INSTRUCTIONS FOR THE TASK:
Will you output all of the data below exactly, omitting the images?

Collected data entries:
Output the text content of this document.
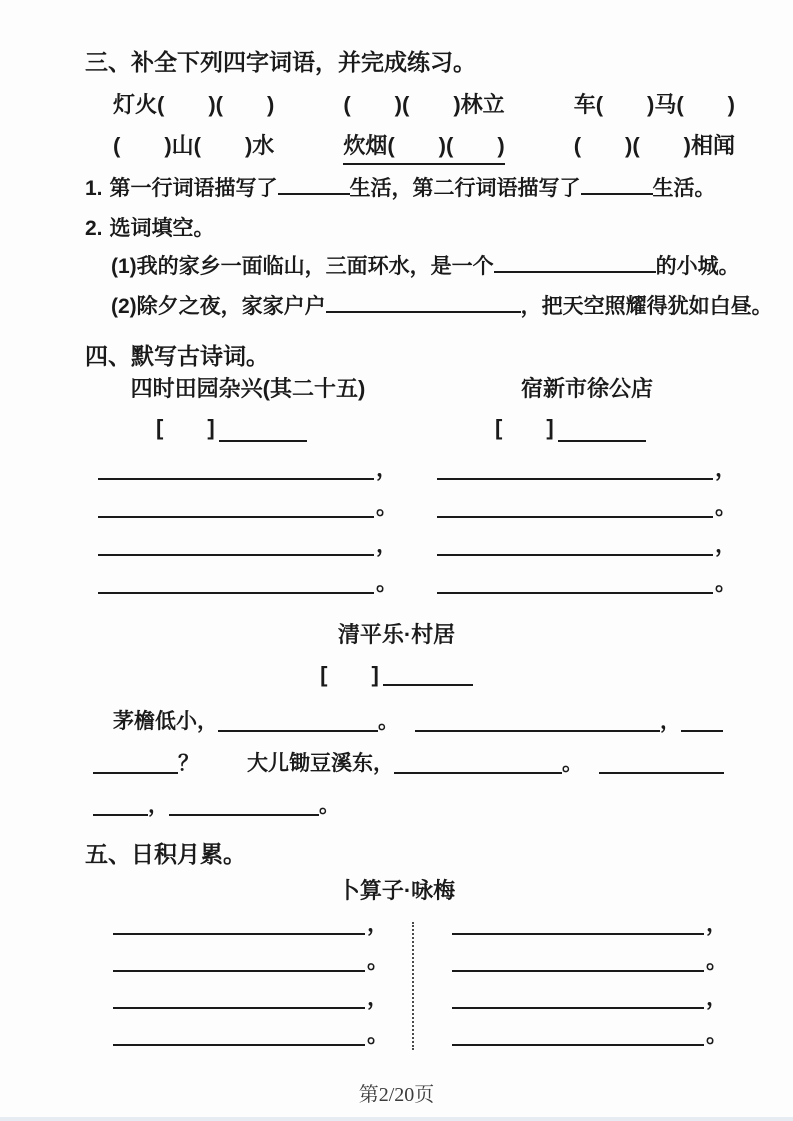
三、补全下列四字词语，并完成练习。
灯火(　　)(　　)	(　　)(　　)林立	车(　　)马(　　)
(　　)山(　　)水	炊烟(　　)(　　)	(　　)(　　)相闻
1. 第一行词语描写了	生活，第二行词语描写了	生活。
2. 选词填空。
(1)我的家乡一面临山，三面环水，是一个	的小城。
(2)除夕之夜，家家户户	，把天空照耀得犹如白昼。
四、默写古诗词。
四时田园杂兴(其二十五)
[　　]
，
。
，
。
宿新市徐公店
[　　]
，
。
，
。
清平乐·村居
[　　]
茅檐低小，	。	，
？ 大儿锄豆溪东，	。
，	。
五、日积月累。
卜算子·咏梅
，
。
，
。
，
。
，
。
第2/20页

TASK ANSWER:
Output the text content of this document.
三、补全下列四字词语，并完成练习。
灯火(　　)(　　)	(　　)(　　)林立	车(　　)马(　　)
(　　)山(　　)水	炊烟(　　)(　　)	(　　)(　　)相闻
1. 第一行词语描写了	生活，第二行词语描写了	生活。
2. 选词填空。
(1)我的家乡一面临山，三面环水，是一个	的小城。
(2)除夕之夜，家家户户	，把天空照耀得犹如白昼。
四、默写古诗词。
四时田园杂兴(其二十五)
[　　]
，
。
，
。
宿新市徐公店
[　　]
，
。
，
。
清平乐·村居
[　　]
茅檐低小，	。	，
？ 大儿锄豆溪东，	。
，	。
五、日积月累。
卜算子·咏梅
，
。
，
。
，
。
，
。
第2/20页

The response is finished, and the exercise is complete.